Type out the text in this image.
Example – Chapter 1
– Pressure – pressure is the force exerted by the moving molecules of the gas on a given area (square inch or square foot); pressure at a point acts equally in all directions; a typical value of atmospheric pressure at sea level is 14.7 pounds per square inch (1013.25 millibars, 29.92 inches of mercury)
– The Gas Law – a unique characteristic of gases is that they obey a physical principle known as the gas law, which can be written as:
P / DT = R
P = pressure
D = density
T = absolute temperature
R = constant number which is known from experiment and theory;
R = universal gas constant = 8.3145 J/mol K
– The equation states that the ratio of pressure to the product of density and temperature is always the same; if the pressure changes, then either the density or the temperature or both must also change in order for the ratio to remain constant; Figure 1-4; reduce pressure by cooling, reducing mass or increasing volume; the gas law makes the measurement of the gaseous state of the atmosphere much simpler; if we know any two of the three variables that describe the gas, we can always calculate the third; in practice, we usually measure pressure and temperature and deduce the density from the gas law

...

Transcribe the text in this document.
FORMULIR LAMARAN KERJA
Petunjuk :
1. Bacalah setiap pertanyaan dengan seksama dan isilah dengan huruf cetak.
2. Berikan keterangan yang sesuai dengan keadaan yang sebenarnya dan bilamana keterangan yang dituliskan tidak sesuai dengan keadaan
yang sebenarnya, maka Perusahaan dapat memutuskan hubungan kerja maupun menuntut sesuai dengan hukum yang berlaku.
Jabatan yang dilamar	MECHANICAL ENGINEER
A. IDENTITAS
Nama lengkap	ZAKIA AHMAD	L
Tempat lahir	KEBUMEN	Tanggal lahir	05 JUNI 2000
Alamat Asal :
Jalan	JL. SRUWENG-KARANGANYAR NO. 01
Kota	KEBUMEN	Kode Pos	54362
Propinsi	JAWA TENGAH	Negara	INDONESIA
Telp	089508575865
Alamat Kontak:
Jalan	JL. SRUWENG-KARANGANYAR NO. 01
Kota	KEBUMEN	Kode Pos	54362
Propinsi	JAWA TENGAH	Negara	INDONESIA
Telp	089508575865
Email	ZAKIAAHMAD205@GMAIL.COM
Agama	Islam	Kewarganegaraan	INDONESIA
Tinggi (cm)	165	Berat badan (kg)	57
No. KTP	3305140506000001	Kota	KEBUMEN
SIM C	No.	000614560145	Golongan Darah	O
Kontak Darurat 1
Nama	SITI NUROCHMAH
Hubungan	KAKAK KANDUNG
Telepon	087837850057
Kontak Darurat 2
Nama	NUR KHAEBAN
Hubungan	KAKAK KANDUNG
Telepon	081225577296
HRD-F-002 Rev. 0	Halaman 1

...

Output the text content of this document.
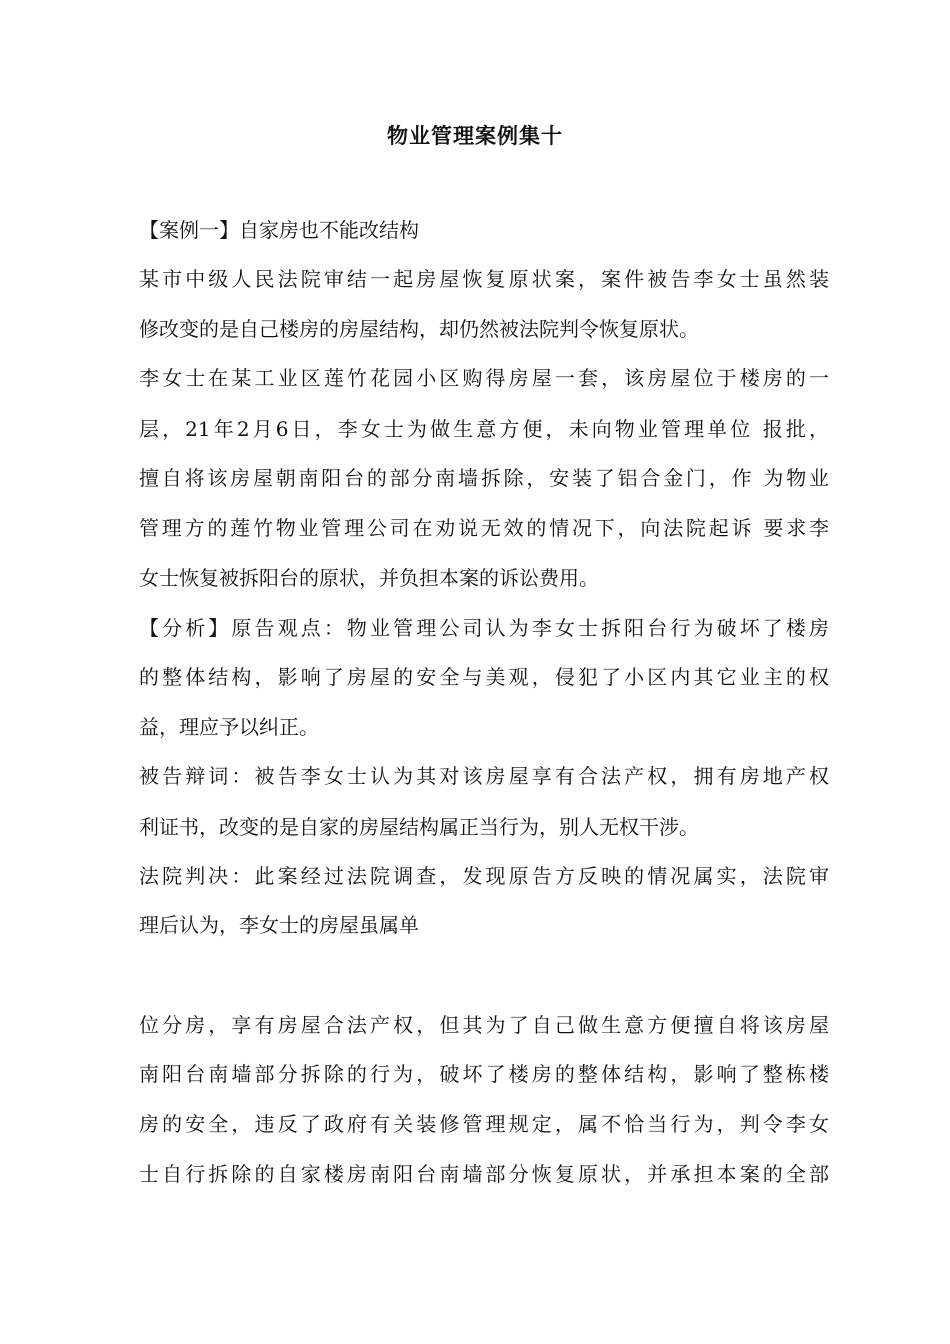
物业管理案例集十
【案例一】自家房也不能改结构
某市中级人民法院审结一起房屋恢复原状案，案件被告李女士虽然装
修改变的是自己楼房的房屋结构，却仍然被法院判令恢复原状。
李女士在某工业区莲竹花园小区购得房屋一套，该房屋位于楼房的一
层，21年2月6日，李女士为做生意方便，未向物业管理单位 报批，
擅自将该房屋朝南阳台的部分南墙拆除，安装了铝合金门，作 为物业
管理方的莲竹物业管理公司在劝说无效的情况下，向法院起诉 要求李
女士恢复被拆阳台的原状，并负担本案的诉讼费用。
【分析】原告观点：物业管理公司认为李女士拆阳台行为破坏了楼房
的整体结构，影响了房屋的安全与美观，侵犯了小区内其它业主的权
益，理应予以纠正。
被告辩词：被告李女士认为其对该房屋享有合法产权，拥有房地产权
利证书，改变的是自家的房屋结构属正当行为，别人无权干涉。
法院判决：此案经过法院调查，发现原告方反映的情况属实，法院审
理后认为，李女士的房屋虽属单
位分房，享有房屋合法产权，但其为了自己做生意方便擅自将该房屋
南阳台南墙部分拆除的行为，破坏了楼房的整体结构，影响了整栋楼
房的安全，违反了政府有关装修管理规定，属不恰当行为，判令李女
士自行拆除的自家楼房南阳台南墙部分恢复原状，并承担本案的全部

Exercise details |
How many of the lines above include the string "known"? Answer with the number only.

Answer to the problem |
2